**Records for this exercise**

────────────────

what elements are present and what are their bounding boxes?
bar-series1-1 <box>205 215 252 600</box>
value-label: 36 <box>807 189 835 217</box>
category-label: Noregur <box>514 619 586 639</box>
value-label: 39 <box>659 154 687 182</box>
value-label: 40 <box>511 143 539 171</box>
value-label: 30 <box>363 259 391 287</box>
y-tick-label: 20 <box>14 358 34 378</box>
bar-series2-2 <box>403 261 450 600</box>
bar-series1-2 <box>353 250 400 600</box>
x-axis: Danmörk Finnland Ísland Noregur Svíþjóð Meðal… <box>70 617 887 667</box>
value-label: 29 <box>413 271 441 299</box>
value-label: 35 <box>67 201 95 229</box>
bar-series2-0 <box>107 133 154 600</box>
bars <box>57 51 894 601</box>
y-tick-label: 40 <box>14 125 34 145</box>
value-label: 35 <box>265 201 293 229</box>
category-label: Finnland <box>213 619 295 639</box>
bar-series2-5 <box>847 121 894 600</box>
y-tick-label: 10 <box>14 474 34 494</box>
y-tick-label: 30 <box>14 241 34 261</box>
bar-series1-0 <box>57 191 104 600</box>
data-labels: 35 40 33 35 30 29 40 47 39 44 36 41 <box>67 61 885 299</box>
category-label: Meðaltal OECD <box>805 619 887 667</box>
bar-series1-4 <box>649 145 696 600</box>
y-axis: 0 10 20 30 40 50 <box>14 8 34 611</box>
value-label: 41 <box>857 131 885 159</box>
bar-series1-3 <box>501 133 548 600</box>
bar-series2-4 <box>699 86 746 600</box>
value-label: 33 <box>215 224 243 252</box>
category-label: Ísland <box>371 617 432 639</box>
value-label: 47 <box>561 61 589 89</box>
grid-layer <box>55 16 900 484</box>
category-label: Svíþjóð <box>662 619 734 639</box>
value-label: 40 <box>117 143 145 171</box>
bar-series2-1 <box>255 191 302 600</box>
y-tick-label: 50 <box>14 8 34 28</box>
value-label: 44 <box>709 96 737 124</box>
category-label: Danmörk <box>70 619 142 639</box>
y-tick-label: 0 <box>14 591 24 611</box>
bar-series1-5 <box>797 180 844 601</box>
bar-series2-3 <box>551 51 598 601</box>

────────────────

**Task objective**
Recast everything from the start of the entries down to the line containing "y-tick-label: 40 <box>14 125 34 145</box>" as a numbered list, leaving out any blank lines.

**Finished task**
1. what elements are present and what are their bounding boxes?
2. bar-series1-1 <box>205 215 252 600</box>
3. value-label: 36 <box>807 189 835 217</box>
4. category-label: Noregur <box>514 619 586 639</box>
5. value-label: 39 <box>659 154 687 182</box>
6. value-label: 40 <box>511 143 539 171</box>
7. value-label: 30 <box>363 259 391 287</box>
8. y-tick-label: 20 <box>14 358 34 378</box>
9. bar-series2-2 <box>403 261 450 600</box>
10. bar-series1-2 <box>353 250 400 600</box>
11. x-axis: Danmörk Finnland Ísland Noregur Svíþjóð Meðal… <box>70 617 887 667</box>
12. value-label: 29 <box>413 271 441 299</box>
13. value-label: 35 <box>67 201 95 229</box>
14. bar-series2-0 <box>107 133 154 600</box>
15. bars <box>57 51 894 601</box>
16. y-tick-label: 40 <box>14 125 34 145</box>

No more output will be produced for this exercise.